### [Description of the task]
Extract the text of every entry below exactly; leave images out.

### [Data to process]

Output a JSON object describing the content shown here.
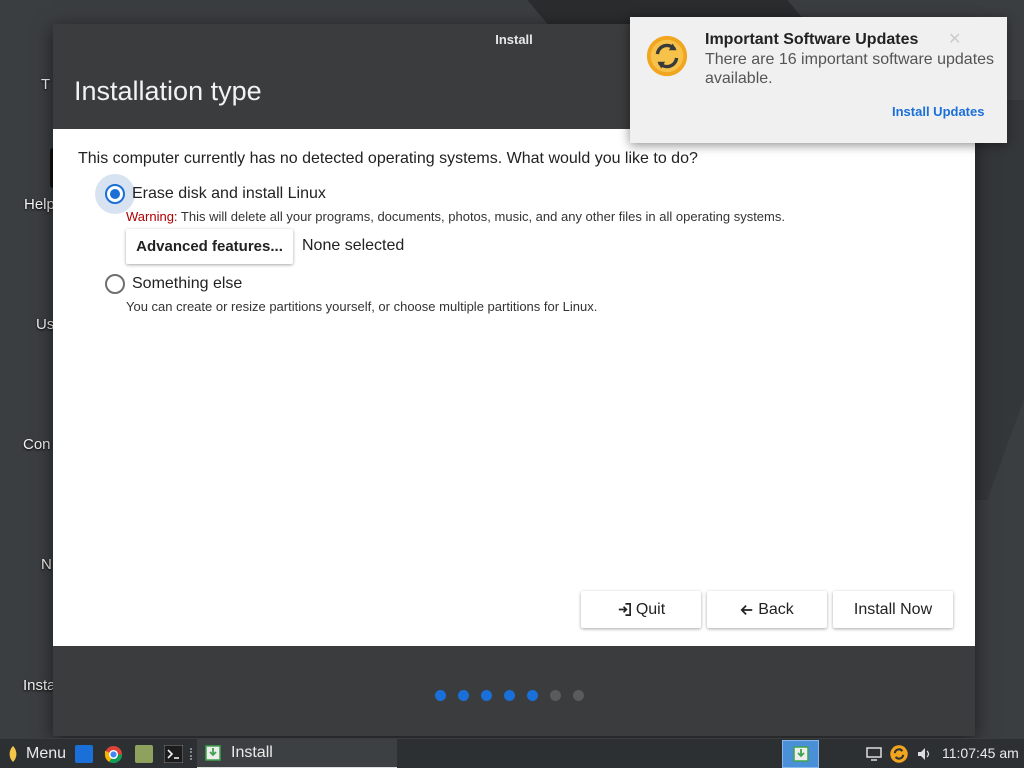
{
  "desktop": {
    "icons": [
      {
        "label": "T",
        "color": "#6a6a6a"
      },
      {
        "label": "Help",
        "color": "#111111"
      },
      {
        "label": "Us",
        "color": "#2aa7d6"
      },
      {
        "label": "Con",
        "color": "#2f7fd0"
      },
      {
        "label": "N",
        "color": "#8a3ea6"
      },
      {
        "label": "Insta",
        "color": "#3fa34d"
      }
    ]
  },
  "window": {
    "title": "Install",
    "heading": "Installation type",
    "question": "This computer currently has no detected operating systems. What would you like to do?",
    "option_erase": {
      "label": "Erase disk and install Linux",
      "selected": true,
      "warning_prefix": "Warning:",
      "warning_text": " This will delete all your programs, documents, photos, music, and any other files in all operating systems."
    },
    "advanced_button": "Advanced features...",
    "advanced_status": "None selected",
    "option_else": {
      "label": "Something else",
      "selected": false,
      "description": "You can create or resize partitions yourself, or choose multiple partitions for Linux."
    },
    "buttons": {
      "quit": "Quit",
      "back": "Back",
      "install": "Install Now"
    },
    "progress": {
      "total_steps": 7,
      "completed_steps": 5
    },
    "accent_color": "#1a6fd8"
  },
  "notification": {
    "title": "Important Software Updates",
    "body": "There are 16 important software updates available.",
    "action": "Install Updates",
    "close_glyph": "✕"
  },
  "taskbar": {
    "menu_label": "Menu",
    "window_label": "Install",
    "clock": "11:07:45 am",
    "launchers": [
      "files-icon",
      "browser-icon",
      "file-manager-icon",
      "terminal-icon"
    ]
  }
}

### [Finished answer]
Output a JSON object describing the content shown here.
{
  "desktop": {
    "icons": [
      {
        "label": "T",
        "color": "#6a6a6a"
      },
      {
        "label": "Help",
        "color": "#111111"
      },
      {
        "label": "Us",
        "color": "#2aa7d6"
      },
      {
        "label": "Con",
        "color": "#2f7fd0"
      },
      {
        "label": "N",
        "color": "#8a3ea6"
      },
      {
        "label": "Insta",
        "color": "#3fa34d"
      }
    ]
  },
  "window": {
    "title": "Install",
    "heading": "Installation type",
    "question": "This computer currently has no detected operating systems. What would you like to do?",
    "option_erase": {
      "label": "Erase disk and install Linux",
      "selected": true,
      "warning_prefix": "Warning:",
      "warning_text": " This will delete all your programs, documents, photos, music, and any other files in all operating systems."
    },
    "advanced_button": "Advanced features...",
    "advanced_status": "None selected",
    "option_else": {
      "label": "Something else",
      "selected": false,
      "description": "You can create or resize partitions yourself, or choose multiple partitions for Linux."
    },
    "buttons": {
      "quit": "Quit",
      "back": "Back",
      "install": "Install Now"
    },
    "progress": {
      "total_steps": 7,
      "completed_steps": 5
    },
    "accent_color": "#1a6fd8"
  },
  "notification": {
    "title": "Important Software Updates",
    "body": "There are 16 important software updates available.",
    "action": "Install Updates",
    "close_glyph": "✕"
  },
  "taskbar": {
    "menu_label": "Menu",
    "window_label": "Install",
    "clock": "11:07:45 am",
    "launchers": [
      "files-icon",
      "browser-icon",
      "file-manager-icon",
      "terminal-icon"
    ]
  }
}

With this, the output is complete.